### INSTRUCTIONS TO FOLLOW
List as a numbered list the lines starting at the beginning of the records and ending at the line that contains "131, 492, 155]", both included, leaving out blank lines.

>> Start

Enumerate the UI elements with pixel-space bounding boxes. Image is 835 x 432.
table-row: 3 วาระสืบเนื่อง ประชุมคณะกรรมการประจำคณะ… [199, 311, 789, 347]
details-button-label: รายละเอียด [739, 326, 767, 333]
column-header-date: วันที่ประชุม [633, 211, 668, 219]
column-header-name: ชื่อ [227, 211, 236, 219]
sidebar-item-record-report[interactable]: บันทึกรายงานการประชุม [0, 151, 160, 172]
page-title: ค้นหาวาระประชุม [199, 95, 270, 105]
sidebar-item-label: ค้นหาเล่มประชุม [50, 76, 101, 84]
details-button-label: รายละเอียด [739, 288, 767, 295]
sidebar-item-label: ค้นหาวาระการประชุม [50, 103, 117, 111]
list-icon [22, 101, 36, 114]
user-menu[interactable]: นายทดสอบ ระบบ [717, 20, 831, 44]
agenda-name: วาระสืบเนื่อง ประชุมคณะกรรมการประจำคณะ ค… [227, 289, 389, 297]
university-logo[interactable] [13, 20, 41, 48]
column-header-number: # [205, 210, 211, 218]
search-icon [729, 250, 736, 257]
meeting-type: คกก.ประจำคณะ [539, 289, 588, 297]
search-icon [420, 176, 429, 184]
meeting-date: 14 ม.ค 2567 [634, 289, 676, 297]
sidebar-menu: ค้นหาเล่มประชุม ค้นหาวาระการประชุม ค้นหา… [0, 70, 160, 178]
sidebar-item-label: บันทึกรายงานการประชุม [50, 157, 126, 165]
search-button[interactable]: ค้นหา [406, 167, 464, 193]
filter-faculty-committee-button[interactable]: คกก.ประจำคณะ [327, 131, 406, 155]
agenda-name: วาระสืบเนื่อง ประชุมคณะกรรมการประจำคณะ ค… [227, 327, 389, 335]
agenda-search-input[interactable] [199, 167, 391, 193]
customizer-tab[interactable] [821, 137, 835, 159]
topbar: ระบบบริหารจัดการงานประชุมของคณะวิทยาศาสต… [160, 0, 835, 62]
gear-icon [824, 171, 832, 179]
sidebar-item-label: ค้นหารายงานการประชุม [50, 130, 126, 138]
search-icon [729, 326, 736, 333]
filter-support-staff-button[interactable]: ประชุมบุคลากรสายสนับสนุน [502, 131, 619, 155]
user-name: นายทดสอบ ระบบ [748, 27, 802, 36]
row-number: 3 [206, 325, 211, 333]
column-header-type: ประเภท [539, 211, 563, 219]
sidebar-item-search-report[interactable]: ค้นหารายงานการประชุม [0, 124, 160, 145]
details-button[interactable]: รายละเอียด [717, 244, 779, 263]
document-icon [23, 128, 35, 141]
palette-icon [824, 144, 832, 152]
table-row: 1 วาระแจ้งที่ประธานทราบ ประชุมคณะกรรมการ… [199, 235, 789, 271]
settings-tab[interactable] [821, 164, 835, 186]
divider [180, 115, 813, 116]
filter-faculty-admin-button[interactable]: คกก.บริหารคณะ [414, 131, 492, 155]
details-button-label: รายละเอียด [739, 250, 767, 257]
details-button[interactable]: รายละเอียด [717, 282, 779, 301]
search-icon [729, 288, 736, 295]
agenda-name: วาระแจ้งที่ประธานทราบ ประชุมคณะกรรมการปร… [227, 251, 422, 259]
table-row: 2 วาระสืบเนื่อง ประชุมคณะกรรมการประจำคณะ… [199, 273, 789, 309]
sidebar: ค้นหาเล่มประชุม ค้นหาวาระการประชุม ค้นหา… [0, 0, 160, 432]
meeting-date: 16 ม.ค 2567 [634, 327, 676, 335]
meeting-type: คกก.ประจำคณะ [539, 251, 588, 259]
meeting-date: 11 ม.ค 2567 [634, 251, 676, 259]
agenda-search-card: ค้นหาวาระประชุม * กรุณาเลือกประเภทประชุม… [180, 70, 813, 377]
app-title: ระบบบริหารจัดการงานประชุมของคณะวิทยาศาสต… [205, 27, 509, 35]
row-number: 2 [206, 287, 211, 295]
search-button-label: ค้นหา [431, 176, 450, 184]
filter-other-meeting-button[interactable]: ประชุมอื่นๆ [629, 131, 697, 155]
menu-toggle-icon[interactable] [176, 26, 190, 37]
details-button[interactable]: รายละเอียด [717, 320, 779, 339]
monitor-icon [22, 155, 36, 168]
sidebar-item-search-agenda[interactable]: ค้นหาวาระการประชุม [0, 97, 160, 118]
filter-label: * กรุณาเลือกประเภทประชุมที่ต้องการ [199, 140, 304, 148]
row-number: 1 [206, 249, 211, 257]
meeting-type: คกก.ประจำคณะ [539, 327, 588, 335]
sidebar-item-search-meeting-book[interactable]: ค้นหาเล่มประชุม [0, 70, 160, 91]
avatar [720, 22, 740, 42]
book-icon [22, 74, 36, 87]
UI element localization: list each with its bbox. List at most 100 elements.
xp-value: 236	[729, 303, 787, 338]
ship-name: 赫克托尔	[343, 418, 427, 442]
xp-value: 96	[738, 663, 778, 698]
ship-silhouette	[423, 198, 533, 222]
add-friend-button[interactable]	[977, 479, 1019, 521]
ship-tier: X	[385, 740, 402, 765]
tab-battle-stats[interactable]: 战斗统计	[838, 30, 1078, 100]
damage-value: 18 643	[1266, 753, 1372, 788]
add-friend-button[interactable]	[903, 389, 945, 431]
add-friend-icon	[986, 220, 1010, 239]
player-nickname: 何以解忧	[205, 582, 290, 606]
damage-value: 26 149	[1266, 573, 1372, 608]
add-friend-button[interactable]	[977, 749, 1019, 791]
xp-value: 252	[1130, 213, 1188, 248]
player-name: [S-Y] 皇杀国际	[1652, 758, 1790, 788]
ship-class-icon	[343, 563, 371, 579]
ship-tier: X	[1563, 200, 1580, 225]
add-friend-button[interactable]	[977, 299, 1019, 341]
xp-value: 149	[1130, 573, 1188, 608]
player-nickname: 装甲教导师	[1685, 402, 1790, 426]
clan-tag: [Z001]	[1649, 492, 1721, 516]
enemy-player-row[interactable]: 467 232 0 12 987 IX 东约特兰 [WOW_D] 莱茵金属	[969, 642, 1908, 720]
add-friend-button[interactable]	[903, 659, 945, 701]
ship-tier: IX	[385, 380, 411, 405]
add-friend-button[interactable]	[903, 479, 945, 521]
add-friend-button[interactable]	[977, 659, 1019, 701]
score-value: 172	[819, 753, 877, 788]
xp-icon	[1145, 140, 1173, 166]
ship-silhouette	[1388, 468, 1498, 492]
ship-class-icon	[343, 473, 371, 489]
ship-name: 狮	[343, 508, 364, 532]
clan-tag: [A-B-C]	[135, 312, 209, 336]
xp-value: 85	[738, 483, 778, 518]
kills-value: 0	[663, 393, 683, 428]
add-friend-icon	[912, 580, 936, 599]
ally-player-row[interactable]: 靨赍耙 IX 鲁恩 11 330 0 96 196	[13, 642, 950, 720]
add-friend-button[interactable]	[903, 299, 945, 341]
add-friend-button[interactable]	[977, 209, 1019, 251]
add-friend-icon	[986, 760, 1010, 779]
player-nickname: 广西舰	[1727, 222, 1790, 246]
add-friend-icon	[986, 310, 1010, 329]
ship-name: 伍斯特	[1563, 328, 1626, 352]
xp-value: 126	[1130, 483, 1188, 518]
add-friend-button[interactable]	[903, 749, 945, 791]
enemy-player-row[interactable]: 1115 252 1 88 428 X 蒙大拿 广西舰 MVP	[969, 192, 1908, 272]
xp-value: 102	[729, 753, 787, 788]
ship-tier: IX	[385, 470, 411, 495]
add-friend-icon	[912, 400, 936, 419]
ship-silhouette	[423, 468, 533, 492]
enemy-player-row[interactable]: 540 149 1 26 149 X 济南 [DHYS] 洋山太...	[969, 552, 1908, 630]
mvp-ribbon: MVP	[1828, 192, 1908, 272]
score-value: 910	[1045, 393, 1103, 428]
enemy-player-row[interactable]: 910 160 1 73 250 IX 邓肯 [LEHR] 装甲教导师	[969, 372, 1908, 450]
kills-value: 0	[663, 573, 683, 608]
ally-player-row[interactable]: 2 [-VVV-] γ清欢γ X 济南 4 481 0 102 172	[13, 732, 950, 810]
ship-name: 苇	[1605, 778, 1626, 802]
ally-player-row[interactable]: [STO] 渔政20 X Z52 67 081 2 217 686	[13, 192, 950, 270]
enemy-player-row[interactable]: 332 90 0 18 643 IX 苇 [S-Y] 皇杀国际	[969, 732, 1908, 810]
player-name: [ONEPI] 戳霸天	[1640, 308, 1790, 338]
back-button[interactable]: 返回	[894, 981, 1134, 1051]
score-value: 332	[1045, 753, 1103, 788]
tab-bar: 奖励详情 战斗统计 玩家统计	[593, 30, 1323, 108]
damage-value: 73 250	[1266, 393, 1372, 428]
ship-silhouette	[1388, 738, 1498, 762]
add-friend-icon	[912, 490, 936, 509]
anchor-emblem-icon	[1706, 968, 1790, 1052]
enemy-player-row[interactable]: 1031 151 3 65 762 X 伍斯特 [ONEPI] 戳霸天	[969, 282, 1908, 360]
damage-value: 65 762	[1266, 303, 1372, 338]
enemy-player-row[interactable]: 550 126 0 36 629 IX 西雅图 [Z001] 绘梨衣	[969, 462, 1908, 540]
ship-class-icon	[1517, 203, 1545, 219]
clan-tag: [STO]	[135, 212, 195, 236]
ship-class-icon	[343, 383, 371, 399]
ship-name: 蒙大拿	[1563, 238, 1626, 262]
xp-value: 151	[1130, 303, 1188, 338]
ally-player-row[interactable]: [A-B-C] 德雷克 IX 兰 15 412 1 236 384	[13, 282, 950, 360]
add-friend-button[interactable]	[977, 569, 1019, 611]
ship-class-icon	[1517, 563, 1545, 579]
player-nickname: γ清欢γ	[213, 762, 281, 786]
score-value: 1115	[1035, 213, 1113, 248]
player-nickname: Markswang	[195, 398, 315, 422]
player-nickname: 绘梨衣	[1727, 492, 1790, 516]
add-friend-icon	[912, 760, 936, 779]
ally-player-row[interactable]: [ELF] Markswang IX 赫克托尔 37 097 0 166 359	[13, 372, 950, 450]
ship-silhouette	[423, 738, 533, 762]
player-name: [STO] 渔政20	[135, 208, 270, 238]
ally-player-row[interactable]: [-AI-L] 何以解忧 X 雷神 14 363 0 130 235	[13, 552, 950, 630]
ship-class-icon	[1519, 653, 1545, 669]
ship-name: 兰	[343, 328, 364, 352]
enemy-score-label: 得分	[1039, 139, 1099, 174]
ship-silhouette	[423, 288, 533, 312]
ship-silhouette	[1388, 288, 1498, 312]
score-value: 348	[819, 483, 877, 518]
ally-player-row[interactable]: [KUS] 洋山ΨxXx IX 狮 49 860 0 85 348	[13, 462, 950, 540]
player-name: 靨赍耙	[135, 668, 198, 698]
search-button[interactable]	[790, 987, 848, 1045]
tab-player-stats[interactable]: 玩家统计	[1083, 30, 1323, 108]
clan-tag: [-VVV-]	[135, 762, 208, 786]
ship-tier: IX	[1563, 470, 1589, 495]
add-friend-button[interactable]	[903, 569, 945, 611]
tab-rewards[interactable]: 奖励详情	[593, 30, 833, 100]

>> End

### RESPONSE
1. Enumerate the UI elements with pixel-space bounding boxes. Image is 835 x 432.
2. table-row: 3 วาระสืบเนื่อง ประชุมคณะกรรมการประจำคณะ… [199, 311, 789, 347]
3. details-button-label: รายละเอียด [739, 326, 767, 333]
4. column-header-date: วันที่ประชุม [633, 211, 668, 219]
5. column-header-name: ชื่อ [227, 211, 236, 219]
6. sidebar-item-record-report[interactable]: บันทึกรายงานการประชุม [0, 151, 160, 172]
7. page-title: ค้นหาวาระประชุม [199, 95, 270, 105]
8. sidebar-item-label: ค้นหาเล่มประชุม [50, 76, 101, 84]
9. details-button-label: รายละเอียด [739, 288, 767, 295]
10. sidebar-item-label: ค้นหาวาระการประชุม [50, 103, 117, 111]
11. list-icon [22, 101, 36, 114]
12. user-menu[interactable]: นายทดสอบ ระบบ [717, 20, 831, 44]
13. agenda-name: วาระสืบเนื่อง ประชุมคณะกรรมการประจำคณะ ค… [227, 289, 389, 297]
14. university-logo[interactable] [13, 20, 41, 48]
15. column-header-number: # [205, 210, 211, 218]
16. search-icon [729, 250, 736, 257]
17. meeting-type: คกก.ประจำคณะ [539, 289, 588, 297]
18. search-icon [420, 176, 429, 184]
19. meeting-date: 14 ม.ค 2567 [634, 289, 676, 297]
20. sidebar-menu: ค้นหาเล่มประชุม ค้นหาวาระการประชุม ค้นหา… [0, 70, 160, 178]
21. sidebar-item-label: บันทึกรายงานการประชุม [50, 157, 126, 165]
22. search-button[interactable]: ค้นหา [406, 167, 464, 193]
23. filter-faculty-committee-button[interactable]: คกก.ประจำคณะ [327, 131, 406, 155]
24. agenda-name: วาระสืบเนื่อง ประชุมคณะกรรมการประจำคณะ ค… [227, 327, 389, 335]
25. agenda-search-input[interactable] [199, 167, 391, 193]
26. customizer-tab[interactable] [821, 137, 835, 159]
27. topbar: ระบบบริหารจัดการงานประชุมของคณะวิทยาศาสต… [160, 0, 835, 62]
28. gear-icon [824, 171, 832, 179]
29. sidebar-item-label: ค้นหารายงานการประชุม [50, 130, 126, 138]
30. search-icon [729, 326, 736, 333]
31. filter-support-staff-button[interactable]: ประชุมบุคลากรสายสนับสนุน [502, 131, 619, 155]
32. user-name: นายทดสอบ ระบบ [748, 27, 802, 36]
33. row-number: 3 [206, 325, 211, 333]
34. column-header-type: ประเภท [539, 211, 563, 219]
35. sidebar-item-search-report[interactable]: ค้นหารายงานการประชุม [0, 124, 160, 145]
36. details-button[interactable]: รายละเอียด [717, 244, 779, 263]
37. document-icon [23, 128, 35, 141]
38. palette-icon [824, 144, 832, 152]
39. table-row: 1 วาระแจ้งที่ประธานทราบ ประชุมคณะกรรมการ… [199, 235, 789, 271]
40. settings-tab[interactable] [821, 164, 835, 186]
41. divider [180, 115, 813, 116]
42. filter-faculty-admin-button[interactable]: คกก.บริหารคณะ [414, 131, 492, 155]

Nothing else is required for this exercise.